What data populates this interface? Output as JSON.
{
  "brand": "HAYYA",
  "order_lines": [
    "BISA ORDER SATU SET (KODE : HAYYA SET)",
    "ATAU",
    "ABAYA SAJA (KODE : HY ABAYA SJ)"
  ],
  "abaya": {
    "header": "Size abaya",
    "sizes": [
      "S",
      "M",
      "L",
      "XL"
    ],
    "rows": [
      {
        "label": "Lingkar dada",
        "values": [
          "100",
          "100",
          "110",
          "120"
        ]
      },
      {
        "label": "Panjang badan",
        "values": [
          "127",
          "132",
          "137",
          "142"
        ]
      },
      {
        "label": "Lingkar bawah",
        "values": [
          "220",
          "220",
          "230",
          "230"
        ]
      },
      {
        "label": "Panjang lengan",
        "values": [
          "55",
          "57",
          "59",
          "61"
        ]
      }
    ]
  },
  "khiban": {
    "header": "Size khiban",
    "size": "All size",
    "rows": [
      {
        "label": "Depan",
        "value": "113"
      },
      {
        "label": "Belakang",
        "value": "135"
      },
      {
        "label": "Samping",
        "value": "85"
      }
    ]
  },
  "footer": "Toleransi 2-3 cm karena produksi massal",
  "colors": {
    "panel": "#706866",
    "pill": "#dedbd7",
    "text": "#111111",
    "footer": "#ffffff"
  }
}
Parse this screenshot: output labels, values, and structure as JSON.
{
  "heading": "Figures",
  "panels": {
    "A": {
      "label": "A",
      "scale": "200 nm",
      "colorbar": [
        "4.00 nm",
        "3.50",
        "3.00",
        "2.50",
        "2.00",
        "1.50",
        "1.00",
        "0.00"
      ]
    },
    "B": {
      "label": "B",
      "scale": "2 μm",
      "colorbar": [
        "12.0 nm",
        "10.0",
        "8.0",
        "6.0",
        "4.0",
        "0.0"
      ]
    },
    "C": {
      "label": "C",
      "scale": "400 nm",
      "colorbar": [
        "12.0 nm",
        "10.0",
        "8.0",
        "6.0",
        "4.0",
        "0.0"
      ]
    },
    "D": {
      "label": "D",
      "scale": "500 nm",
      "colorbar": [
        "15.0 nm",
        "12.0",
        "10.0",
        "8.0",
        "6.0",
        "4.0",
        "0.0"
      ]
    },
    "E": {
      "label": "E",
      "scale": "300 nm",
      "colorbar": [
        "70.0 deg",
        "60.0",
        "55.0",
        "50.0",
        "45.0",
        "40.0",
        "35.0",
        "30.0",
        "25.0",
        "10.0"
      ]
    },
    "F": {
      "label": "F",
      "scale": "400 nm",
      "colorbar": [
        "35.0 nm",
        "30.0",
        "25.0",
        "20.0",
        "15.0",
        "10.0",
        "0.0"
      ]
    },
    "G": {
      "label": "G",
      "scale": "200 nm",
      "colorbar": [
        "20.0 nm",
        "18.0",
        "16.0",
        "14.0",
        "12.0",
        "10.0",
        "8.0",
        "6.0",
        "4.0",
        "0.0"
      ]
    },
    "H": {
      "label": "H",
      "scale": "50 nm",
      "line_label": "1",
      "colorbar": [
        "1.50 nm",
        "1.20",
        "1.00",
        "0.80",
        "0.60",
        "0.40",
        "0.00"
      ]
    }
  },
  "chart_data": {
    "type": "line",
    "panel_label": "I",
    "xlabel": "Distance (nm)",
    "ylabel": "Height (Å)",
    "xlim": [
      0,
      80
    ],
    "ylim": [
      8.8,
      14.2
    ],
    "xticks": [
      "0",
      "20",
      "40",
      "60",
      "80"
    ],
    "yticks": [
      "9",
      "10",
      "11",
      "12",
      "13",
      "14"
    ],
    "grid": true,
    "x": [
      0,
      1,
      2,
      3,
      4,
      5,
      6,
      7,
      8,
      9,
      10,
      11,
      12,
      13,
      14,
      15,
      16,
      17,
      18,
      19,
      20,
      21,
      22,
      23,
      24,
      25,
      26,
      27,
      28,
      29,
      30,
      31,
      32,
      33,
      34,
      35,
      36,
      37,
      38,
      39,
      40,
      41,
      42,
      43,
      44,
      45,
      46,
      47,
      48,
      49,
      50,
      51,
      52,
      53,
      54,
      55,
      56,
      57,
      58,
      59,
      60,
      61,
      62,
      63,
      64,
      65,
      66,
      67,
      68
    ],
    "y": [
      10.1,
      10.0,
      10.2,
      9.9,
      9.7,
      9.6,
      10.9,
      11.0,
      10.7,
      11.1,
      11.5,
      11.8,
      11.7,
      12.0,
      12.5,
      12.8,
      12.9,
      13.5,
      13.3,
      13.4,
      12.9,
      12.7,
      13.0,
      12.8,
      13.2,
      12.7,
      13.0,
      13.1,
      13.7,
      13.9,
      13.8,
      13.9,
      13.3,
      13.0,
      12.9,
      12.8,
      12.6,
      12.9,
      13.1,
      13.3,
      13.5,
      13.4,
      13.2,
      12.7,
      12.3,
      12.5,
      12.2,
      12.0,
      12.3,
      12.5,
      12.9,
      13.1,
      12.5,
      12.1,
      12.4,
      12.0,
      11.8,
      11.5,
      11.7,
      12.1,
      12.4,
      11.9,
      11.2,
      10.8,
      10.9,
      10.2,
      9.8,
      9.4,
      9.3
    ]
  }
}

• [GOAL]
Using the records given above, list every line that includes the word "JSON".

• [RESPONSE TO THIS EXERCISE]
What data populates this interface? Output as JSON.
Parse this screenshot: output labels, values, and structure as JSON.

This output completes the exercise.